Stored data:

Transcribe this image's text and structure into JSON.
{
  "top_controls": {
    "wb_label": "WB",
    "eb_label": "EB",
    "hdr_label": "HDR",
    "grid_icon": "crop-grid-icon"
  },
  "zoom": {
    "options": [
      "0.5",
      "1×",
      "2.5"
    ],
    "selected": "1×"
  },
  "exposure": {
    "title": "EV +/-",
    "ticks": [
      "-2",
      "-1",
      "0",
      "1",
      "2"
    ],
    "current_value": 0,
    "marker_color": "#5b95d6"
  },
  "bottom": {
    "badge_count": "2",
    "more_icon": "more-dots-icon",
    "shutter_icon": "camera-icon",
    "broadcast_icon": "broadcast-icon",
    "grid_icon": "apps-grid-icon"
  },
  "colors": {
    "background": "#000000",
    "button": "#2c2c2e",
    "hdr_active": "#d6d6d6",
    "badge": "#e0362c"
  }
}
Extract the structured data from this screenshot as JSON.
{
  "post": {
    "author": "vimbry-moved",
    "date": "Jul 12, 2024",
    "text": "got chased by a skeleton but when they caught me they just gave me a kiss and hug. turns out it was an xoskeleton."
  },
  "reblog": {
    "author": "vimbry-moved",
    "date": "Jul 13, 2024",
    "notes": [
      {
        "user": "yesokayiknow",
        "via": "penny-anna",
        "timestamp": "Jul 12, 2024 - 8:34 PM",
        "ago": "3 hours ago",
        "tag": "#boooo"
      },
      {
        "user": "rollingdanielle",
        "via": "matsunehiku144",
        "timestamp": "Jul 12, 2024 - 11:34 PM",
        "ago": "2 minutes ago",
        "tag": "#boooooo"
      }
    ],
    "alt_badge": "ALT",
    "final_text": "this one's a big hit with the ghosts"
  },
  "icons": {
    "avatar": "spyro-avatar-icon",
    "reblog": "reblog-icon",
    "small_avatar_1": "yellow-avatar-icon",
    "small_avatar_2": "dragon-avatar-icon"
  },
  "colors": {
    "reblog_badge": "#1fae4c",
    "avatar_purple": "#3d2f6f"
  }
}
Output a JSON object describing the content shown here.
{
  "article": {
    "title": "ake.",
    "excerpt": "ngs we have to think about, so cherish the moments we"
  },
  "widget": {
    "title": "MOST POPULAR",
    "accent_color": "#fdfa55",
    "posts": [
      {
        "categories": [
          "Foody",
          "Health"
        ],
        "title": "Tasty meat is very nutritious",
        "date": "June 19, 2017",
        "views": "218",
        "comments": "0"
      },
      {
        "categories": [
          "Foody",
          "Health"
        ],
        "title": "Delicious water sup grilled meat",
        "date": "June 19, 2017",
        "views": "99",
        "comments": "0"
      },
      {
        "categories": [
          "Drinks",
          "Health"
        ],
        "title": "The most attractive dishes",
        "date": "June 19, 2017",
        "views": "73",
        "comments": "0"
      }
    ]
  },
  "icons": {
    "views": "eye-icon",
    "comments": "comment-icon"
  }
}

**AIM OF THE TASK:** Using the entries above, find all lines with "user". Copy them.

**REPLY:**
        "user": "yesokayiknow",
        "user": "rollingdanielle",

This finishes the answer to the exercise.